◆ EXERCISE TASK ◆
Every line containing the word "stoomborstel" needs to be found and copied.

◆ RECORDS FOR THIS TASK ◆
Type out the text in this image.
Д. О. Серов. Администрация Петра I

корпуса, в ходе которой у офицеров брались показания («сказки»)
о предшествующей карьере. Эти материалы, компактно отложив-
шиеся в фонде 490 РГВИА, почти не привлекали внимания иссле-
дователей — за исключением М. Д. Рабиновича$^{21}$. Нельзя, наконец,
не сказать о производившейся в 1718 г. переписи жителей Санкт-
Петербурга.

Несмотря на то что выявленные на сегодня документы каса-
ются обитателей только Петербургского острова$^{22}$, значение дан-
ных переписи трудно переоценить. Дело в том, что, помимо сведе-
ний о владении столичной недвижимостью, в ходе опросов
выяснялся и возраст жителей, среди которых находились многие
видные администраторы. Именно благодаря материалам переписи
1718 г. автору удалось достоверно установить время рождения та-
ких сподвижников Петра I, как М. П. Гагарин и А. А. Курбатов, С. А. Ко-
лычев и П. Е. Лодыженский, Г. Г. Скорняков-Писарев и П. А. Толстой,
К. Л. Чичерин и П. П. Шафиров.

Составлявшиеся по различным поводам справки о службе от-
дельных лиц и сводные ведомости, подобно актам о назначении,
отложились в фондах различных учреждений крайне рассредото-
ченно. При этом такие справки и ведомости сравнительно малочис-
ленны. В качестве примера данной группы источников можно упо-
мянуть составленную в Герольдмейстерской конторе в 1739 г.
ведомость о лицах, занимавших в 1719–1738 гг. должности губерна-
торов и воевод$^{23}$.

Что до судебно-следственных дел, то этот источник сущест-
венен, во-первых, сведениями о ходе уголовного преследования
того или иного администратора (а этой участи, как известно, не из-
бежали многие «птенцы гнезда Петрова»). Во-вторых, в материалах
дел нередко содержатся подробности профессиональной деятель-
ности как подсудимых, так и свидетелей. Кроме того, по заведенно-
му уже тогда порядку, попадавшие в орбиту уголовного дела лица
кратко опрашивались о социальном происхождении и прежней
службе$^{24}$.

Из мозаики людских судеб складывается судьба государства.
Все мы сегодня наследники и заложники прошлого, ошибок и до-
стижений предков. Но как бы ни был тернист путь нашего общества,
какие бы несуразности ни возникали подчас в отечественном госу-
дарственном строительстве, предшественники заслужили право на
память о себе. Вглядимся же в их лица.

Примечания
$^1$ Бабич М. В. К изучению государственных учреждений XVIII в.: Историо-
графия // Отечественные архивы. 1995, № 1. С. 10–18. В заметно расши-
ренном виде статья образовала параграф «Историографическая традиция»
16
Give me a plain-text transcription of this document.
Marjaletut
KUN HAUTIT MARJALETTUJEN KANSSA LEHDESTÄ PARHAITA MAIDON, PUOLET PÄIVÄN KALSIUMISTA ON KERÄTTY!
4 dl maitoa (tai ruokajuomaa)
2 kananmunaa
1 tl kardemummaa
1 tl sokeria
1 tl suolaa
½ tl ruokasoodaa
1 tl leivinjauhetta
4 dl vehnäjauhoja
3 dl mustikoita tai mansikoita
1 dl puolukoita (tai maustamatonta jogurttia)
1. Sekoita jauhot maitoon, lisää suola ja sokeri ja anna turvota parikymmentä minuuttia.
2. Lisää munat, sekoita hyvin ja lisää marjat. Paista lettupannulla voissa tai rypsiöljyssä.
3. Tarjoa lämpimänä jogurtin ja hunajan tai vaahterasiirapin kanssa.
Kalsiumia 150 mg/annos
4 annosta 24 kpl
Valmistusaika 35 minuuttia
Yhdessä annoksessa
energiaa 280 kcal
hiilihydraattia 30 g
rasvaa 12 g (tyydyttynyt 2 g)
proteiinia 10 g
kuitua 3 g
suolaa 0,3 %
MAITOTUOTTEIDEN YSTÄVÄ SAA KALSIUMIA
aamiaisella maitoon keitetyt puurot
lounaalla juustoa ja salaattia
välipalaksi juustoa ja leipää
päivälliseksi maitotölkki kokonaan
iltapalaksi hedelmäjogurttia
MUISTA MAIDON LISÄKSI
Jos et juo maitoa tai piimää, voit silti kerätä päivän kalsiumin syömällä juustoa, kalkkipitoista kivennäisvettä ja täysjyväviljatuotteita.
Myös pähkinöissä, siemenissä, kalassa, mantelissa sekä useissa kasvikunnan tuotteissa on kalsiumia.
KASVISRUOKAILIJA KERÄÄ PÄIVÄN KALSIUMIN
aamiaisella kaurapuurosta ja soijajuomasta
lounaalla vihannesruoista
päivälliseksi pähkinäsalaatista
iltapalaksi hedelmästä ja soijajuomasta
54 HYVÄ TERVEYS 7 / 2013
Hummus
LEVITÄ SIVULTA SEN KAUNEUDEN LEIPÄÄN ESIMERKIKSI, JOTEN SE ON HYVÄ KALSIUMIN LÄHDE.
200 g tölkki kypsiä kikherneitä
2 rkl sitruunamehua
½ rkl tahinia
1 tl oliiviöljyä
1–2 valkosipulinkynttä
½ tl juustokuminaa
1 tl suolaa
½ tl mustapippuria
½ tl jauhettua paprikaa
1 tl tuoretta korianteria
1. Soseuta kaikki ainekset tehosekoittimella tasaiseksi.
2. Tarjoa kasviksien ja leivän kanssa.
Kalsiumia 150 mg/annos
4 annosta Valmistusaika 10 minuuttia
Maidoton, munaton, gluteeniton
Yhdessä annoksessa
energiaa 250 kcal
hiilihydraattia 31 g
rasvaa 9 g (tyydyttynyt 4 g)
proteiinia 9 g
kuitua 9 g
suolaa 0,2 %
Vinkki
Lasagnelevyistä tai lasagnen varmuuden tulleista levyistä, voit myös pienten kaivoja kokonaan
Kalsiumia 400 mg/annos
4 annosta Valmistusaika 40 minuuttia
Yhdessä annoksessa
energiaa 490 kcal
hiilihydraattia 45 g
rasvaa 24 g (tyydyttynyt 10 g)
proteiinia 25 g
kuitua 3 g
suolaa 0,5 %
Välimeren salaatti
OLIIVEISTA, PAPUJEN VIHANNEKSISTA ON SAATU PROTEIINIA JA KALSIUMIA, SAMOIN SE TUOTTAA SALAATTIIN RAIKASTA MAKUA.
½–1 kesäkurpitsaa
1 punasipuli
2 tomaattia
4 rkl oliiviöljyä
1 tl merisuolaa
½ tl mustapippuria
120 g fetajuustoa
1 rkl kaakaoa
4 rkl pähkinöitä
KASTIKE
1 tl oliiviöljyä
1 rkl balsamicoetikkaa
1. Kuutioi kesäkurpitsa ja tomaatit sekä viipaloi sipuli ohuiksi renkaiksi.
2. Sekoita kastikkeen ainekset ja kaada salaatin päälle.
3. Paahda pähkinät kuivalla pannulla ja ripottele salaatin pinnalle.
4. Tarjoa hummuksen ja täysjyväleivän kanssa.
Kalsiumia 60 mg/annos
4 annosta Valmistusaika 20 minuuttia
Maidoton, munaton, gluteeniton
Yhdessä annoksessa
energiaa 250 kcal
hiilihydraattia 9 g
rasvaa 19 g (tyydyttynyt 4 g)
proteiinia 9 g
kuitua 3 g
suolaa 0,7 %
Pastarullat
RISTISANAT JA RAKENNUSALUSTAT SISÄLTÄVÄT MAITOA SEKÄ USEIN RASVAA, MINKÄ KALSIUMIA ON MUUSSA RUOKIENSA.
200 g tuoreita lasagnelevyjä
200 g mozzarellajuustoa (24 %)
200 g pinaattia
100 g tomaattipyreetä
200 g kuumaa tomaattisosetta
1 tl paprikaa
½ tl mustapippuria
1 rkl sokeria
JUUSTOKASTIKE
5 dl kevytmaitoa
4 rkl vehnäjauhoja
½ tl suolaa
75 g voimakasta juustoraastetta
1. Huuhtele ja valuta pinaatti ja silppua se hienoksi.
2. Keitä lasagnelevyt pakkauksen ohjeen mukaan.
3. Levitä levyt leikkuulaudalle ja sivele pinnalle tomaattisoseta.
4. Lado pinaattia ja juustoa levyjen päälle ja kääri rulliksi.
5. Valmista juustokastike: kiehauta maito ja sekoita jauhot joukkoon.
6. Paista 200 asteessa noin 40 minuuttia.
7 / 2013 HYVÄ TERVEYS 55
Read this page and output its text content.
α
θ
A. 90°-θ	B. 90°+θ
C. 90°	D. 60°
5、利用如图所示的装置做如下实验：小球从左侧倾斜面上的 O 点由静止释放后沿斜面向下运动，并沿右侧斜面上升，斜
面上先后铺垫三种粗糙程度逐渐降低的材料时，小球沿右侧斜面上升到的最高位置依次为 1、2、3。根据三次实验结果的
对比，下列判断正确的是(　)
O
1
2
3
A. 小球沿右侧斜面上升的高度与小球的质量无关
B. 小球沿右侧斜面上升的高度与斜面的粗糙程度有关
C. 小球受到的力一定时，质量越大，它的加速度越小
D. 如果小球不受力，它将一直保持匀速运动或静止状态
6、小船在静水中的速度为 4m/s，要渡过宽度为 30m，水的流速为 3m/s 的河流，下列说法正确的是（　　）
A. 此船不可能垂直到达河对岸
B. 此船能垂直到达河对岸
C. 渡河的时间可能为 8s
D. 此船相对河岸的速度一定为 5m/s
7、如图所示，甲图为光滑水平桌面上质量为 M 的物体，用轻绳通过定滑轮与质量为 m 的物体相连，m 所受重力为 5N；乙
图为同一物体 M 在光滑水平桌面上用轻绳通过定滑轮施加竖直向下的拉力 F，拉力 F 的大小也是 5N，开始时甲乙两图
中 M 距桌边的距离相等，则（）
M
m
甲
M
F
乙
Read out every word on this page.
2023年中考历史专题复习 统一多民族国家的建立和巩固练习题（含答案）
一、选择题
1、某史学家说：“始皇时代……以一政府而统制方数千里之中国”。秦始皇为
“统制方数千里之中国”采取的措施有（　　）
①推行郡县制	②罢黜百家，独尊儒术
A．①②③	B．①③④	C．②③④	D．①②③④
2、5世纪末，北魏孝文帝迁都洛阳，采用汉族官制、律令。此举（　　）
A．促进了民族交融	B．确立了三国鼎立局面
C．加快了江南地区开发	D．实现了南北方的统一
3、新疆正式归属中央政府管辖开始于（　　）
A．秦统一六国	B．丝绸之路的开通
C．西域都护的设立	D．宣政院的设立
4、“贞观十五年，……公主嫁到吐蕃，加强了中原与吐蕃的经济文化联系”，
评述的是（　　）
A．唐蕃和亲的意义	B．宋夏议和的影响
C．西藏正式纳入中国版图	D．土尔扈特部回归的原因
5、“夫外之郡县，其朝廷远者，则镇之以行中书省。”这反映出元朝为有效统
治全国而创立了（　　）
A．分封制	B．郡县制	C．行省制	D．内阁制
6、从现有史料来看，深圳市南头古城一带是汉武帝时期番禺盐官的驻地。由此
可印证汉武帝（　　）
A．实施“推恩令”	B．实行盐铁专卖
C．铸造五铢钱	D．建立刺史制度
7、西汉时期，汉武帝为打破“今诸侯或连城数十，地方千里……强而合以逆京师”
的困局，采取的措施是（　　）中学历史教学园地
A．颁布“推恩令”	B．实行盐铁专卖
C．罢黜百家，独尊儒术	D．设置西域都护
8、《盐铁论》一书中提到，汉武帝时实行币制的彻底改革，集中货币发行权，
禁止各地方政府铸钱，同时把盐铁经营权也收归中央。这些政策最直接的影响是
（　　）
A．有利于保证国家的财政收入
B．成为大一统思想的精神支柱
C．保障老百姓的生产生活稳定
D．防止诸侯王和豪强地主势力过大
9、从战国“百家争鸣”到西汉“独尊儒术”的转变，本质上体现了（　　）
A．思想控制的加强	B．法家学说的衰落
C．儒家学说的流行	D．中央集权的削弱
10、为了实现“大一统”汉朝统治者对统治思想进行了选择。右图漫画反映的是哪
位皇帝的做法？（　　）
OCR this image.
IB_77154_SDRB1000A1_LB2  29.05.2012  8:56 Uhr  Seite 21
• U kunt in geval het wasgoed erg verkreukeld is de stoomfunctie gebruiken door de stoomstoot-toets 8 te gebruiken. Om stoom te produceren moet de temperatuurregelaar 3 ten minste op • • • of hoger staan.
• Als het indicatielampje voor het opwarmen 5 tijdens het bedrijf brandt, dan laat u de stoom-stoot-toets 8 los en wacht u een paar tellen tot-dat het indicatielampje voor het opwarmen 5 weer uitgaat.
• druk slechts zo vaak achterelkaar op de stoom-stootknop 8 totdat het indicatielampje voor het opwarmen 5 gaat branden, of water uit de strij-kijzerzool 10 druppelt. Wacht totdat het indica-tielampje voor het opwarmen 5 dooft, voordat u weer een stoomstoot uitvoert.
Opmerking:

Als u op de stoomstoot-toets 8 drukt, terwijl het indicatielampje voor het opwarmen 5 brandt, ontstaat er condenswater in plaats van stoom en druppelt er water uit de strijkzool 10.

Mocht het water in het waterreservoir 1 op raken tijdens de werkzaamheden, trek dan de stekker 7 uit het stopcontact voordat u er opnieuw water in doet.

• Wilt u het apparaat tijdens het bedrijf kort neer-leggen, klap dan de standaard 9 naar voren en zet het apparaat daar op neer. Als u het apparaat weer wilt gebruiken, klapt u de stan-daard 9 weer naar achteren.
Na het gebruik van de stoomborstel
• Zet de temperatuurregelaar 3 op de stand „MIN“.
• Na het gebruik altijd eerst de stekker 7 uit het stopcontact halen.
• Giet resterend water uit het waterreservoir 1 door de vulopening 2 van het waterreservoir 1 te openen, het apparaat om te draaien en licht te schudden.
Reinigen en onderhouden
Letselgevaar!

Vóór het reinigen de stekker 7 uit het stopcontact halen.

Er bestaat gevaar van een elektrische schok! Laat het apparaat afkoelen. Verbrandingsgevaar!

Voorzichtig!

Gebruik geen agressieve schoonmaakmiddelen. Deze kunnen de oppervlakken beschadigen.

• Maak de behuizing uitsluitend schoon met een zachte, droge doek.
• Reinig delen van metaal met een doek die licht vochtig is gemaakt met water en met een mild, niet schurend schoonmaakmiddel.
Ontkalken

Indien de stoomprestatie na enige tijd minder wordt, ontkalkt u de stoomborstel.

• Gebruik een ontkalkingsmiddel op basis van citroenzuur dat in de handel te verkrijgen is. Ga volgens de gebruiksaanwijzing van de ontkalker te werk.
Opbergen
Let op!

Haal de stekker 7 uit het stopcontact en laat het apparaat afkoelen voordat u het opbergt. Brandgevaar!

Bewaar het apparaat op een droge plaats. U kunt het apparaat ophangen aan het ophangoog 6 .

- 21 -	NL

◆ PROBLEM SOLUTION ◆
Na het gebruik van de stoomborstel
Indien de stoomprestatie na enige tijd minder wordt, ontkalkt u de stoomborstel.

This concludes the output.